▶ WRITTEN EXERCISE
Word for word, restate every line of the listing that follows.

▶ Recorded data
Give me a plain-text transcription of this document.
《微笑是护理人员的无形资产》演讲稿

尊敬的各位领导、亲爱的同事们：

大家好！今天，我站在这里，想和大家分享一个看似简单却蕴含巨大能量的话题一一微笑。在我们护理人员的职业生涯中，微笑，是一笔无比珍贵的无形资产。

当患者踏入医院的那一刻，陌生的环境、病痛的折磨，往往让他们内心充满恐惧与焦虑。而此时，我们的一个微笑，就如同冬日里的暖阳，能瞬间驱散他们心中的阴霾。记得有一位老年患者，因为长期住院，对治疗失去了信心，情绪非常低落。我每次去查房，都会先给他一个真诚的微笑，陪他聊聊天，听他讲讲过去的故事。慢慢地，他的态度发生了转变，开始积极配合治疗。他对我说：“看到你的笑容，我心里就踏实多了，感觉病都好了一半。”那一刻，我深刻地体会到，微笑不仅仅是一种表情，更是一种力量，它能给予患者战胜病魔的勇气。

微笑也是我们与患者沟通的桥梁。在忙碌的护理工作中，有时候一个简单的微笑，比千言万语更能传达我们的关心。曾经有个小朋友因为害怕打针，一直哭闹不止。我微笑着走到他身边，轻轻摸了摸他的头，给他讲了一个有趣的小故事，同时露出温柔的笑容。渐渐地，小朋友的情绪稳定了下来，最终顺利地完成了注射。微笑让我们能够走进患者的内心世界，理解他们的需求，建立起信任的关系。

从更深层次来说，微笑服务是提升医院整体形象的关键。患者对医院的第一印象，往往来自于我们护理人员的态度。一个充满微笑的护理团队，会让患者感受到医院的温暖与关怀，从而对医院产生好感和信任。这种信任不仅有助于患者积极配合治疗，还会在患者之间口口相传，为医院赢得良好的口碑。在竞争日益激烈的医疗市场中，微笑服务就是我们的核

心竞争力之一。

▶ RESPONSE FOR THIS EXERCISE
Give me a plain-text transcription of this document.
《微笑是护理人员的无形资产》演讲稿

尊敬的各位领导、亲爱的同事们：

大家好！今天，我站在这里，想和大家分享一个看似简单却蕴含巨大能量的话题一一微笑。在我们护理人员的职业生涯中，微笑，是一笔无比珍贵的无形资产。

当患者踏入医院的那一刻，陌生的环境、病痛的折磨，往往让他们内心充满恐惧与焦虑。而此时，我们的一个微笑，就如同冬日里的暖阳，能瞬间驱散他们心中的阴霾。记得有一位老年患者，因为长期住院，对治疗失去了信心，情绪非常低落。我每次去查房，都会先给他一个真诚的微笑，陪他聊聊天，听他讲讲过去的故事。慢慢地，他的态度发生了转变，开始积极配合治疗。他对我说：“看到你的笑容，我心里就踏实多了，感觉病都好了一半。”那一刻，我深刻地体会到，微笑不仅仅是一种表情，更是一种力量，它能给予患者战胜病魔的勇气。

微笑也是我们与患者沟通的桥梁。在忙碌的护理工作中，有时候一个简单的微笑，比千言万语更能传达我们的关心。曾经有个小朋友因为害怕打针，一直哭闹不止。我微笑着走到他身边，轻轻摸了摸他的头，给他讲了一个有趣的小故事，同时露出温柔的笑容。渐渐地，小朋友的情绪稳定了下来，最终顺利地完成了注射。微笑让我们能够走进患者的内心世界，理解他们的需求，建立起信任的关系。

从更深层次来说，微笑服务是提升医院整体形象的关键。患者对医院的第一印象，往往来自于我们护理人员的态度。一个充满微笑的护理团队，会让患者感受到医院的温暖与关怀，从而对医院产生好感和信任。这种信任不仅有助于患者积极配合治疗，还会在患者之间口口相传，为医院赢得良好的口碑。在竞争日益激烈的医疗市场中，微笑服务就是我们的核

心竞争力之一。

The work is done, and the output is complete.